Exercise: Set every record down verbatim and omit the pictures.
— Start of Task inputs —
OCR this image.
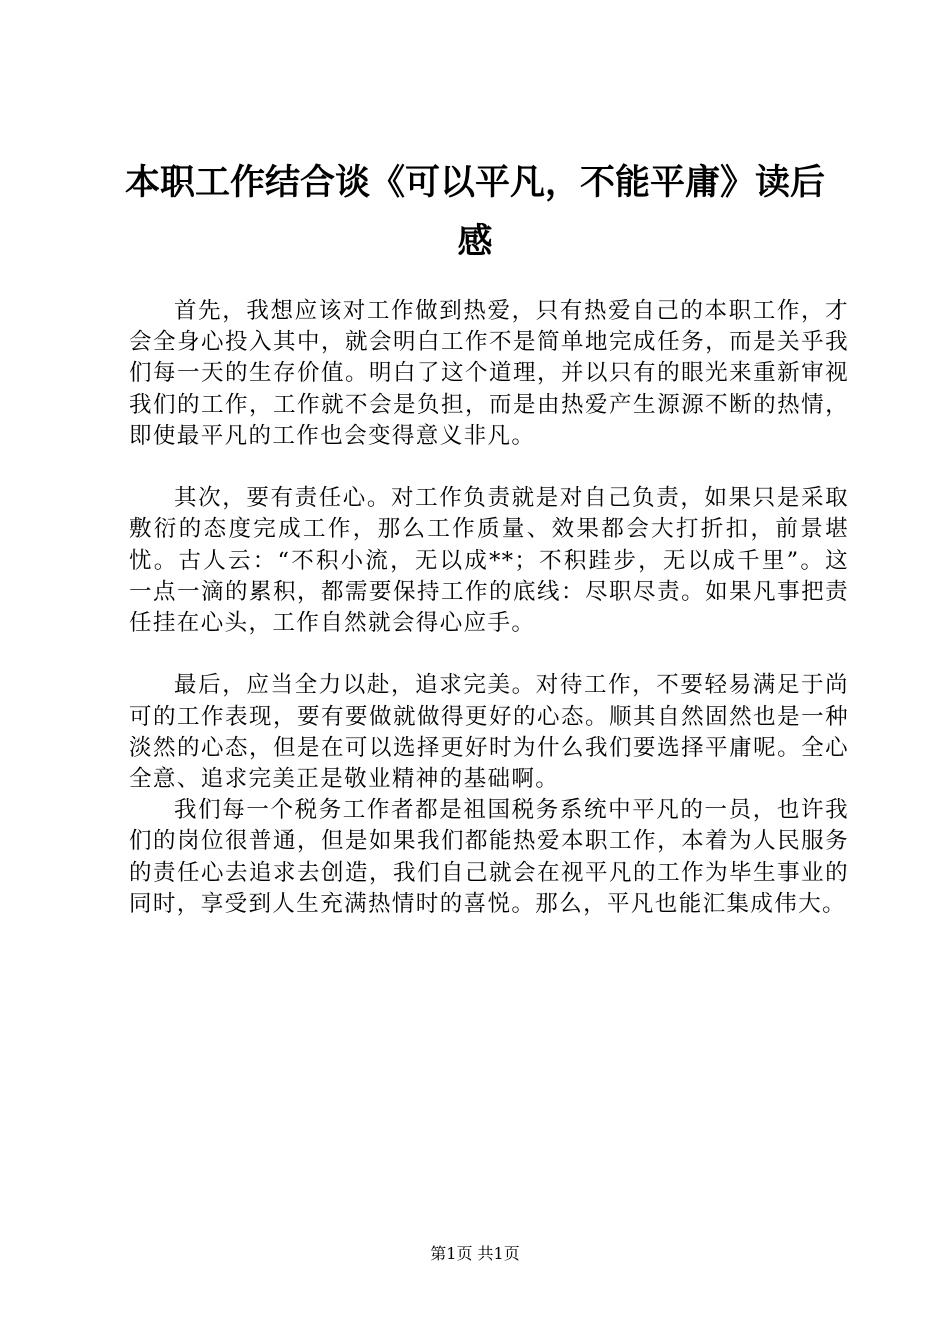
本职工作结合谈《可以平凡，不能平庸》读后
感

首先，我想应该对工作做到热爱，只有热爱自己的本职工作，才会全身心投入其中，就会明白工作不是简单地完成任务，而是关乎我们每一天的生存价值。明白了这个道理，并以只有的眼光来重新审视我们的工作，工作就不会是负担，而是由热爱产生源源不断的热情，即使最平凡的工作也会变得意义非凡。

其次，要有责任心。对工作负责就是对自己负责，如果只是采取敷衍的态度完成工作，那么工作质量、效果都会大打折扣，前景堪忧。古人云：“不积小流，无以成**；不积跬步，无以成千里”。这一点一滴的累积，都需要保持工作的底线：尽职尽责。如果凡事把责任挂在心头，工作自然就会得心应手。

最后，应当全力以赴，追求完美。对待工作，不要轻易满足于尚可的工作表现，要有要做就做得更好的心态。顺其自然固然也是一种淡然的心态，但是在可以选择更好时为什么我们要选择平庸呢。全心全意、追求完美正是敬业精神的基础啊。

我们每一个税务工作者都是祖国税务系统中平凡的一员，也许我们的岗位很普通，但是如果我们都能热爱本职工作，本着为人民服务的责任心去追求去创造，我们自己就会在视平凡的工作为毕生事业的同时，享受到人生充满热情时的喜悦。那么，平凡也能汇集成伟大。

第1页 共1页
— End of Task inputs —
Correct answer:
OCR this image.
本职工作结合谈《可以平凡，不能平庸》读后
感

首先，我想应该对工作做到热爱，只有热爱自己的本职工作，才会全身心投入其中，就会明白工作不是简单地完成任务，而是关乎我们每一天的生存价值。明白了这个道理，并以只有的眼光来重新审视我们的工作，工作就不会是负担，而是由热爱产生源源不断的热情，即使最平凡的工作也会变得意义非凡。

其次，要有责任心。对工作负责就是对自己负责，如果只是采取敷衍的态度完成工作，那么工作质量、效果都会大打折扣，前景堪忧。古人云：“不积小流，无以成**；不积跬步，无以成千里”。这一点一滴的累积，都需要保持工作的底线：尽职尽责。如果凡事把责任挂在心头，工作自然就会得心应手。

最后，应当全力以赴，追求完美。对待工作，不要轻易满足于尚可的工作表现，要有要做就做得更好的心态。顺其自然固然也是一种淡然的心态，但是在可以选择更好时为什么我们要选择平庸呢。全心全意、追求完美正是敬业精神的基础啊。

我们每一个税务工作者都是祖国税务系统中平凡的一员，也许我们的岗位很普通，但是如果我们都能热爱本职工作，本着为人民服务的责任心去追求去创造，我们自己就会在视平凡的工作为毕生事业的同时，享受到人生充满热情时的喜悦。那么，平凡也能汇集成伟大。

第1页 共1页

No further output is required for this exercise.